# EXCERPTED RECORDS:
____
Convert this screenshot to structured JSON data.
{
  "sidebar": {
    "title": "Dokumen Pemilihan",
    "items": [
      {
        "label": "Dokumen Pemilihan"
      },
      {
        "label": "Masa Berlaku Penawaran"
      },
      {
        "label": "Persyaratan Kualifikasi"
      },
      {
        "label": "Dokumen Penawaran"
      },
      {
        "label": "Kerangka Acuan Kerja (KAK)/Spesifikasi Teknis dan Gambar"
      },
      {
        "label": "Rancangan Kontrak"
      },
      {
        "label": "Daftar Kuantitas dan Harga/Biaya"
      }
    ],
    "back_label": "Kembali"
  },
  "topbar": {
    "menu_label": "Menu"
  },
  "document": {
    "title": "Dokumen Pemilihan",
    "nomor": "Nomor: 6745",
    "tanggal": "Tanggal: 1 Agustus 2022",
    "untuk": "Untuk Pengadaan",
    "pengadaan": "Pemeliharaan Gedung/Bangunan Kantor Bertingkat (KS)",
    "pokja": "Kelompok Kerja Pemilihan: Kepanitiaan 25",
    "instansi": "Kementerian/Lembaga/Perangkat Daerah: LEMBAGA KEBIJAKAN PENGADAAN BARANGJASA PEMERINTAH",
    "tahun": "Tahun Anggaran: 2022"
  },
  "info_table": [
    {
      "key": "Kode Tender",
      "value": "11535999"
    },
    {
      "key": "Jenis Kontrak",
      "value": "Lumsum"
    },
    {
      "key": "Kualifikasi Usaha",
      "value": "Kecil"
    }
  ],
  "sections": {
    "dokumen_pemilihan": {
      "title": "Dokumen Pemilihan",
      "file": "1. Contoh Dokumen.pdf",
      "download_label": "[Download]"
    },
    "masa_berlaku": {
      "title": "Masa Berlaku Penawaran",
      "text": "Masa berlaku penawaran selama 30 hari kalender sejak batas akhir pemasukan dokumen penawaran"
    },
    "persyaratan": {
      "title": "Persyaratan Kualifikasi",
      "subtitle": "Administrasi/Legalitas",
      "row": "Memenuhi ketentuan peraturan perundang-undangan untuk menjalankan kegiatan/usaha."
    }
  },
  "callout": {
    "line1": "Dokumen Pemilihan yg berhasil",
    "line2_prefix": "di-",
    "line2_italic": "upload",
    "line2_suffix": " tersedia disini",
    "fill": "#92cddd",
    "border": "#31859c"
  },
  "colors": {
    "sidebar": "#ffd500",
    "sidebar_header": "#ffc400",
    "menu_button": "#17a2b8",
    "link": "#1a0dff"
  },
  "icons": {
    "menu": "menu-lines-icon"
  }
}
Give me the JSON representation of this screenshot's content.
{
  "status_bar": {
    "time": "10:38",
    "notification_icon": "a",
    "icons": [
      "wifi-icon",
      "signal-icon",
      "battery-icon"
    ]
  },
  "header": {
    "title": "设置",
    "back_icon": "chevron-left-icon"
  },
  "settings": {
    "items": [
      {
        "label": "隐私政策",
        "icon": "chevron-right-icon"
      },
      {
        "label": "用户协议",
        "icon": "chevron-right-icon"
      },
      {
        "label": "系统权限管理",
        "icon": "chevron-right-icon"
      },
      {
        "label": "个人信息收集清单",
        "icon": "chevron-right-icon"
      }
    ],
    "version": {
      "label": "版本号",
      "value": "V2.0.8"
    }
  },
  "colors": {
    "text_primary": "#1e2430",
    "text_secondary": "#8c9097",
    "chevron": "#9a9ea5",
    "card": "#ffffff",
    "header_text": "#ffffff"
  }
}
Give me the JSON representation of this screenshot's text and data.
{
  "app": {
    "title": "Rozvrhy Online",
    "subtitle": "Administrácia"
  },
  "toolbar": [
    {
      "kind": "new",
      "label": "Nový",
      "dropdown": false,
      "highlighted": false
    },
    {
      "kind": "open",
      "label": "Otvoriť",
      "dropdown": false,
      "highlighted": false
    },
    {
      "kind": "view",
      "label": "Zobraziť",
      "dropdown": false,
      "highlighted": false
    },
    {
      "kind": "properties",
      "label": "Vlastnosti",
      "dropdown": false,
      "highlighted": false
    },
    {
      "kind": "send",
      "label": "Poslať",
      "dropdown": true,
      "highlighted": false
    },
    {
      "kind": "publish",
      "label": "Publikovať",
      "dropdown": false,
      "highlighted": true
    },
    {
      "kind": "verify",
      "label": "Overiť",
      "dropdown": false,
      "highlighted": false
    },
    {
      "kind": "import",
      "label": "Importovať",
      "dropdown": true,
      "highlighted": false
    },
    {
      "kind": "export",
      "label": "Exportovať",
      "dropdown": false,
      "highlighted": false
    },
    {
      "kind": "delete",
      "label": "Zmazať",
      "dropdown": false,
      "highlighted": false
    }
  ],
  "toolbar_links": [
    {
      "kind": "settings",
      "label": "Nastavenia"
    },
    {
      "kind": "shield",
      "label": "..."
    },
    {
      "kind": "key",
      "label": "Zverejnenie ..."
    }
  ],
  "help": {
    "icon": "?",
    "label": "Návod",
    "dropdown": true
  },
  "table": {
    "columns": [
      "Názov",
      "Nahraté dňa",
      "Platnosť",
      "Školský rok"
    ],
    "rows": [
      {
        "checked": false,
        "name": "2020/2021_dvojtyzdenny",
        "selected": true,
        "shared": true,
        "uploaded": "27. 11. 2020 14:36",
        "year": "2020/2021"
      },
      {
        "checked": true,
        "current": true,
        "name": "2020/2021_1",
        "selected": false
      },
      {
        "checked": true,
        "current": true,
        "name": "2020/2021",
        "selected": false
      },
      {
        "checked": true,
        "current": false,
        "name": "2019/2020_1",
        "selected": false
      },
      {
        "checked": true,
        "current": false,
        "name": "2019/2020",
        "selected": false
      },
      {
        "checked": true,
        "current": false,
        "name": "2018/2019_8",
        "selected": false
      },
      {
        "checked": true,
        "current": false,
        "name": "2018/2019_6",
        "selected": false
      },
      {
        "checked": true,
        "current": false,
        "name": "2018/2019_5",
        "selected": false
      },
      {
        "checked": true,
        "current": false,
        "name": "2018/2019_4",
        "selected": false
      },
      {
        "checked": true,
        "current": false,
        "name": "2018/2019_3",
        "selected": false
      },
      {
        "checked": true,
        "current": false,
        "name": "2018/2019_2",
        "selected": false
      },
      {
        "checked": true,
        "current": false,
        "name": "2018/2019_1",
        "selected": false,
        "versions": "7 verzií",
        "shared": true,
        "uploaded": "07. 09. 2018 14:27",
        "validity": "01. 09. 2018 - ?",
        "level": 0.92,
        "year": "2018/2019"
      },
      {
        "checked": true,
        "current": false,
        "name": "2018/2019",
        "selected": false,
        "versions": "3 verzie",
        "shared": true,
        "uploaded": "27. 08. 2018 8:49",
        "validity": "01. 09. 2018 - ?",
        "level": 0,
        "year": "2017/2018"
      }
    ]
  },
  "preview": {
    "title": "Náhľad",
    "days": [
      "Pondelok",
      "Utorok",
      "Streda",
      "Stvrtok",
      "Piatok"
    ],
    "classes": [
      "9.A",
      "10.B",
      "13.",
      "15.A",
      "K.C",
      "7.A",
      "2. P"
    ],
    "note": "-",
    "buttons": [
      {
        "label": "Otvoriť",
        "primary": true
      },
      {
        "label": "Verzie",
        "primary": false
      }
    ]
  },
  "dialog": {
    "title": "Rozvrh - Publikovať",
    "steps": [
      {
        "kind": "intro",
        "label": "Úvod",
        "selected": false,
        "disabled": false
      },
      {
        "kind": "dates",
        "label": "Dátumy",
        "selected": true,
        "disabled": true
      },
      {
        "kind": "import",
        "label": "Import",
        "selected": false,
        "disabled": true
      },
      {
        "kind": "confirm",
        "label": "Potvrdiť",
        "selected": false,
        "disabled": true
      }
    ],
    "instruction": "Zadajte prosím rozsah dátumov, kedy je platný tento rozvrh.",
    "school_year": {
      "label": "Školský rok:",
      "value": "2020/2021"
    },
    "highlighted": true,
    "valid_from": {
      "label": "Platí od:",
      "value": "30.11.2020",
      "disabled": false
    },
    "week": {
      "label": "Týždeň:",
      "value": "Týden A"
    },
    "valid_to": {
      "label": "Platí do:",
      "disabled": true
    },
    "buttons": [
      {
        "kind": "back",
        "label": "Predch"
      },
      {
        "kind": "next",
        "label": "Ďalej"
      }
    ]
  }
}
____
Pick out lines containing the word "subtitle", each one as written.

# EXERCISE OUTPUT:
      "subtitle": "Administrasi/Legalitas",
    "subtitle": "Administrácia"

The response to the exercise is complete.